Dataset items
BEGIN

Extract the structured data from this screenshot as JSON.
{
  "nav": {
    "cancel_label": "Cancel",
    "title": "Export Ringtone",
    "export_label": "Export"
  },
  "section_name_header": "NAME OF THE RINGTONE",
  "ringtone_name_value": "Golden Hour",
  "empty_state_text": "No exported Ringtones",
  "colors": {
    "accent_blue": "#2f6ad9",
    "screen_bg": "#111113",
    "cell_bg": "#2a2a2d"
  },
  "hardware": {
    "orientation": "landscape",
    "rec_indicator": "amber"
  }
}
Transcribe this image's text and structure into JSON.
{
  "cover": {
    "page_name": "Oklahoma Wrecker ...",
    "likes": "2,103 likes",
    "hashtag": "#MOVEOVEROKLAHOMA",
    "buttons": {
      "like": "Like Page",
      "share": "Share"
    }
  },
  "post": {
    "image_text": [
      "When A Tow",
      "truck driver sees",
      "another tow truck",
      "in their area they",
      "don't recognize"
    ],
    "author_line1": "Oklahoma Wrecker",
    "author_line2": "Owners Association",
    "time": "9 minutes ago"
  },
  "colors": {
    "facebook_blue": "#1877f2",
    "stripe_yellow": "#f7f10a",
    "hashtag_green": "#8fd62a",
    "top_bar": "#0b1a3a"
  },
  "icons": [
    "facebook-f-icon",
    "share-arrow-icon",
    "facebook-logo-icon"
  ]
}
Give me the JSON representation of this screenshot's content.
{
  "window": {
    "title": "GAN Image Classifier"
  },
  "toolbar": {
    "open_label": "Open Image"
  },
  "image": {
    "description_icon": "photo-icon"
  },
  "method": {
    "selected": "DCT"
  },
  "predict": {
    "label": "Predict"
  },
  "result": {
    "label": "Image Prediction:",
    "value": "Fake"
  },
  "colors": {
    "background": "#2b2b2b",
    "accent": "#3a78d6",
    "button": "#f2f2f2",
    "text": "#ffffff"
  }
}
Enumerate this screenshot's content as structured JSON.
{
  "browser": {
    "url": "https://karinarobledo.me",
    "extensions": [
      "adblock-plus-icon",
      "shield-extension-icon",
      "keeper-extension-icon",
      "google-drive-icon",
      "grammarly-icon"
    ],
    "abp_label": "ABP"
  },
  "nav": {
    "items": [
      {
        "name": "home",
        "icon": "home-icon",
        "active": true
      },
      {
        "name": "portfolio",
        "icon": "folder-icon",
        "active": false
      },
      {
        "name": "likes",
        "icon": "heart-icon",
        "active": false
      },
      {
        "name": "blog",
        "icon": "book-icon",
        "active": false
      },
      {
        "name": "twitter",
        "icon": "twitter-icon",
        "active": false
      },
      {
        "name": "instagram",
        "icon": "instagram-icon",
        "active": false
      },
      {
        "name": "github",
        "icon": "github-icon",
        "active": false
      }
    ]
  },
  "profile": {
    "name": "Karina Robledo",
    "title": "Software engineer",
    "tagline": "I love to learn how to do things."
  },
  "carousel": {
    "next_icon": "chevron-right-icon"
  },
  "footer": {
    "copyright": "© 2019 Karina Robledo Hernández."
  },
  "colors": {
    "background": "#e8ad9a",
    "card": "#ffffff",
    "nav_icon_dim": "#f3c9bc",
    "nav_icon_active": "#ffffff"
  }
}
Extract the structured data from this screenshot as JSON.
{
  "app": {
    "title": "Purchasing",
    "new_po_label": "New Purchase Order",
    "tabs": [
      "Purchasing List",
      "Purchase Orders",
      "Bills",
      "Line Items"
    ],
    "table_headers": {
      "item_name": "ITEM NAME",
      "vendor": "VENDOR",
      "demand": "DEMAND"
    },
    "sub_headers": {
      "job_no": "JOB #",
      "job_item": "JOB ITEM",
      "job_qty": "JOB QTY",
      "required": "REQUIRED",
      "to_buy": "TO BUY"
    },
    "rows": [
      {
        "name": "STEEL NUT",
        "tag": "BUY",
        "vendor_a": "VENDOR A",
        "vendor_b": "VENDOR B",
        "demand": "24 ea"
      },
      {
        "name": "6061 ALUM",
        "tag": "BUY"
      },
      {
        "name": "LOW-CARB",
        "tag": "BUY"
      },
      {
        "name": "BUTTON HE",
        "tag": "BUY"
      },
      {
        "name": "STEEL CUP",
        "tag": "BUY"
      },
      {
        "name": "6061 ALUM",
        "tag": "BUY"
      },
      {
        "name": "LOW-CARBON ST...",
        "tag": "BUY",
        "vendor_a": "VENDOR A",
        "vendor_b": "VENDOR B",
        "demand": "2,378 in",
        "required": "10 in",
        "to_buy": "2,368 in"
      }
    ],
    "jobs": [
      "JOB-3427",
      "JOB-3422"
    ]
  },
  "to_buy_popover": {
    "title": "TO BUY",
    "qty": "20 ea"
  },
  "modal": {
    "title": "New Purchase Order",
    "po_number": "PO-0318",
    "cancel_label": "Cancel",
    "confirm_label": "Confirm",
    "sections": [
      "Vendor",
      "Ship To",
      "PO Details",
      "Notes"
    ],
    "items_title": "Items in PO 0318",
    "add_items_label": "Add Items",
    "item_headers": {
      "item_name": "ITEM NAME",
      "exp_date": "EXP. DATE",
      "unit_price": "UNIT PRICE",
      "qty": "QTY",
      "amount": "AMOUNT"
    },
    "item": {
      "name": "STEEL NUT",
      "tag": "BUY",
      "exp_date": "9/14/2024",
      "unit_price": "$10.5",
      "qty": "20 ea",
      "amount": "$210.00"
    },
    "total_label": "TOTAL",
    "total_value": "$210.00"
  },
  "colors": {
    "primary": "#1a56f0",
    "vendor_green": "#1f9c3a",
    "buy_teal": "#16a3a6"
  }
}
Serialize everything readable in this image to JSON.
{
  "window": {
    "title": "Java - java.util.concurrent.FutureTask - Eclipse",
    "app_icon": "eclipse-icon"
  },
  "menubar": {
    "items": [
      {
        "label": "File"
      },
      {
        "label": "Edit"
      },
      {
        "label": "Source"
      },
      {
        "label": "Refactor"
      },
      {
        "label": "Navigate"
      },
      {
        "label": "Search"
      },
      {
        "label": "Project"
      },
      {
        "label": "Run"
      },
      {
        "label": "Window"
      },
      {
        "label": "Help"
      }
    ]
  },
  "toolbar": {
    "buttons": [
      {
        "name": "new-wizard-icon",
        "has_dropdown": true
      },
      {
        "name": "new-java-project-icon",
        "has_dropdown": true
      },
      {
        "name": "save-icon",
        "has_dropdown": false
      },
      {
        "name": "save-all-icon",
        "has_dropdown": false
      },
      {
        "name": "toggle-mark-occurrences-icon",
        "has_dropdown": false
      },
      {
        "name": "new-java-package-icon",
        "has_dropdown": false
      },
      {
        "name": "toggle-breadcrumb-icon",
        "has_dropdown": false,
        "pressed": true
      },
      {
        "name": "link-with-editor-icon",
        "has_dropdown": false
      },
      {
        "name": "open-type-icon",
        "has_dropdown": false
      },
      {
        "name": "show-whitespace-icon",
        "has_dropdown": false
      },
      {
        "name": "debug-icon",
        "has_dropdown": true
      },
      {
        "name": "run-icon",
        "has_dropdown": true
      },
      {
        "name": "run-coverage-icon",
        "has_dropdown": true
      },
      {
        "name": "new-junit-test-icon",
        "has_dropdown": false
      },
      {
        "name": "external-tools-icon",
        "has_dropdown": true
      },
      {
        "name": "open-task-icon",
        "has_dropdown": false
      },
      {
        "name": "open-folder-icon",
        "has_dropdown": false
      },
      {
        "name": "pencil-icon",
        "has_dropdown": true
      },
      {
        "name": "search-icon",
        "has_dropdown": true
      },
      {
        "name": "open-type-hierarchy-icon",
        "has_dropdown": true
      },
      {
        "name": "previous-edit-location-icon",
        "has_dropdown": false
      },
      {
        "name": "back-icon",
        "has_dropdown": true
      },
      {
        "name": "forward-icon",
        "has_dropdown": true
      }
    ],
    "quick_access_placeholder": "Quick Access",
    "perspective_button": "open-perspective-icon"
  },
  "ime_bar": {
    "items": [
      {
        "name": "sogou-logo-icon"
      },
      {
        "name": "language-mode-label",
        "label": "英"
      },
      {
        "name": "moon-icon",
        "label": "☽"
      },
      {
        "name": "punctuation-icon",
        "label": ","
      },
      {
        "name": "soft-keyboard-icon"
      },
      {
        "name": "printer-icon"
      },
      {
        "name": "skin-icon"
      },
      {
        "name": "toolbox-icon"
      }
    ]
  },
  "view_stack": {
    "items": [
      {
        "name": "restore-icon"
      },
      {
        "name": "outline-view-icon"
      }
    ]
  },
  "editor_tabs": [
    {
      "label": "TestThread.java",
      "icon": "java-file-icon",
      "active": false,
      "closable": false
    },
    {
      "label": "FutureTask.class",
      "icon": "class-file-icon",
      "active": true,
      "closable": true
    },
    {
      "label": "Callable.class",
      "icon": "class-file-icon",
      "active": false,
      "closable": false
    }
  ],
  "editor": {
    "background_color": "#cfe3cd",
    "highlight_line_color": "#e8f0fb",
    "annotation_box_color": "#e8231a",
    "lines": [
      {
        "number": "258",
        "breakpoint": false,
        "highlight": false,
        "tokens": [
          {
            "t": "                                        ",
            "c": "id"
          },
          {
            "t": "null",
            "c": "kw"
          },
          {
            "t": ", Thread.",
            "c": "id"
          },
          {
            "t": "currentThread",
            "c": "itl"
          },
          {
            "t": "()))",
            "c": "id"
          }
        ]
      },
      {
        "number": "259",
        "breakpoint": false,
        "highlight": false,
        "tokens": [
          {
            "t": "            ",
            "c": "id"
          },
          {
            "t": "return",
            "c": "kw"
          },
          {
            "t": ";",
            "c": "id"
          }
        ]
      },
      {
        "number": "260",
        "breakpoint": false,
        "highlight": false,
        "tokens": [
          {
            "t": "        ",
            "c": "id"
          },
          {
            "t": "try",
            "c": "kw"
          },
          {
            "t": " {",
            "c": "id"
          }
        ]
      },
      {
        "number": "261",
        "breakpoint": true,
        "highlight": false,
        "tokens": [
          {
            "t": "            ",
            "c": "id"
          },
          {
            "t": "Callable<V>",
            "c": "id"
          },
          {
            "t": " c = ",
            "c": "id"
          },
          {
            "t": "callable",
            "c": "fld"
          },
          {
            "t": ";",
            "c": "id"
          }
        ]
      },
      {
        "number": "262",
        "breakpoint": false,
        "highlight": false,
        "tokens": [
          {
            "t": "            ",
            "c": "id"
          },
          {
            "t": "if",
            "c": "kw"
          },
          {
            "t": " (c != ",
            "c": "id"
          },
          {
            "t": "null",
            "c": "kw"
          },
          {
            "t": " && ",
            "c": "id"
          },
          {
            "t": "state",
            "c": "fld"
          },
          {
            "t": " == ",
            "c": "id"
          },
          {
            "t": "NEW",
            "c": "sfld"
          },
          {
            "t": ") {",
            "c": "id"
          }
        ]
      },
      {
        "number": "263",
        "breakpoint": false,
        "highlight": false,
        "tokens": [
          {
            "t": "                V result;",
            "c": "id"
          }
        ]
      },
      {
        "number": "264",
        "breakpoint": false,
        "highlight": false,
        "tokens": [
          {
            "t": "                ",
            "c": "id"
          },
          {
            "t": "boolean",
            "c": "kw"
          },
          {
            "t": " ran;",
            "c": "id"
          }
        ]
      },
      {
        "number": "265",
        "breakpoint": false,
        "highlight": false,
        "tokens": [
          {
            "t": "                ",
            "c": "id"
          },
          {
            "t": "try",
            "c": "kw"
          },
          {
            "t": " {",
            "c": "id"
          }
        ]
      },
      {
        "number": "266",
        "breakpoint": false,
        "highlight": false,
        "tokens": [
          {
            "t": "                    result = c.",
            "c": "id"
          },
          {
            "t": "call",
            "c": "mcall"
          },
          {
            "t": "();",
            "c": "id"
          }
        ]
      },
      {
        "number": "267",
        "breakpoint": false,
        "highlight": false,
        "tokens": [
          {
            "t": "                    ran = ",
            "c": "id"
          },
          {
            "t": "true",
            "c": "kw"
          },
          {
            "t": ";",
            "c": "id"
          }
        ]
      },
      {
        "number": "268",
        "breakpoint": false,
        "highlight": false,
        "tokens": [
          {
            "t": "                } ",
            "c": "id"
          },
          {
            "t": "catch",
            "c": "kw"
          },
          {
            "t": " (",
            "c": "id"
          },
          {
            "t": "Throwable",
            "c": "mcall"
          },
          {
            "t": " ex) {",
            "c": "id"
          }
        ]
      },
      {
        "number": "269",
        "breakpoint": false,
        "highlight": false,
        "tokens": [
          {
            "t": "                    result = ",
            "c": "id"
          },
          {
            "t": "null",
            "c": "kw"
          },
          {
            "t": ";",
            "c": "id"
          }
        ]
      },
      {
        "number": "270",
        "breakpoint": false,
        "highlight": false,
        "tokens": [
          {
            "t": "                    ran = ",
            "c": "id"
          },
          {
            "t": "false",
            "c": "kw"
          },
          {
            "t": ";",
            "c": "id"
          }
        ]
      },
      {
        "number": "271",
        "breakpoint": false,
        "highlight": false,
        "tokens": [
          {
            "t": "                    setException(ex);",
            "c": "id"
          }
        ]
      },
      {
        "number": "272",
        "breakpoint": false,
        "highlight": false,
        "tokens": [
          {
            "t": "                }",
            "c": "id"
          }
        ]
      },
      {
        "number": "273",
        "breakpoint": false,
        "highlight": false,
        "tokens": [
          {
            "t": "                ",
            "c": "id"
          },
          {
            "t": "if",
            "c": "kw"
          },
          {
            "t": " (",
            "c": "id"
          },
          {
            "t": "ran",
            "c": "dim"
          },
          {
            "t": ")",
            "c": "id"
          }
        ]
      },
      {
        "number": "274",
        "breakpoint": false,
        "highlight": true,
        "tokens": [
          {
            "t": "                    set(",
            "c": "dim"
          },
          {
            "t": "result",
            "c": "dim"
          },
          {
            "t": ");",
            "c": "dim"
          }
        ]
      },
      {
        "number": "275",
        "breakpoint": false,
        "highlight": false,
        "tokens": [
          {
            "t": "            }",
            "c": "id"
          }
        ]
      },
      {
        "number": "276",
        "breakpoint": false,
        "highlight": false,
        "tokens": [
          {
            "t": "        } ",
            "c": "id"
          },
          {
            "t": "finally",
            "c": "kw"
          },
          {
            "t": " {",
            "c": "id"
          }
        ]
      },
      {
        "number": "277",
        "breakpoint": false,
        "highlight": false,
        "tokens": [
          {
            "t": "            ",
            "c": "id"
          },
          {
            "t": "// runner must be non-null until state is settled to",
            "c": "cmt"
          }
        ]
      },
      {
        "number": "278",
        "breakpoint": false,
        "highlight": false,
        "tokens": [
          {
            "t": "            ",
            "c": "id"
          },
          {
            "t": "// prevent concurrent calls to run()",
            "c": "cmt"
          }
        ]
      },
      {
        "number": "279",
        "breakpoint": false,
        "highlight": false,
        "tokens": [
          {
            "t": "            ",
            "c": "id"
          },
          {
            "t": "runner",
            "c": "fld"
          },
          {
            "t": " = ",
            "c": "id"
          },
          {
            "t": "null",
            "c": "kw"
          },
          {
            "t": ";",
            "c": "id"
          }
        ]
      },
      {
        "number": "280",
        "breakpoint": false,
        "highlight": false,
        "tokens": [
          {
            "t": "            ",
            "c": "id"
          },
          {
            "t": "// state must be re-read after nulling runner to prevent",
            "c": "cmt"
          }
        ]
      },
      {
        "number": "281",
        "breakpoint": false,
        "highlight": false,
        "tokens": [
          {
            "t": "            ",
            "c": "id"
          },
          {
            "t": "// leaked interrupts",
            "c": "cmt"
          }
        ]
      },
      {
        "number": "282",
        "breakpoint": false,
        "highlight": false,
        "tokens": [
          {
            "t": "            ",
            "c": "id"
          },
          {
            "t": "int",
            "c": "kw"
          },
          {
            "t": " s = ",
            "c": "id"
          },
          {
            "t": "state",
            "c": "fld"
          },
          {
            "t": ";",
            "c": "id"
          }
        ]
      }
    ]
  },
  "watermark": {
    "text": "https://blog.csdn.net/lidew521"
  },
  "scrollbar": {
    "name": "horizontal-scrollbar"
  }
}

END

• [Stated task]: Find each line that has the word "toggle", then copy it out.

• [The solution]:
        "name": "toggle-mark-occurrences-icon",
        "name": "toggle-breadcrumb-icon",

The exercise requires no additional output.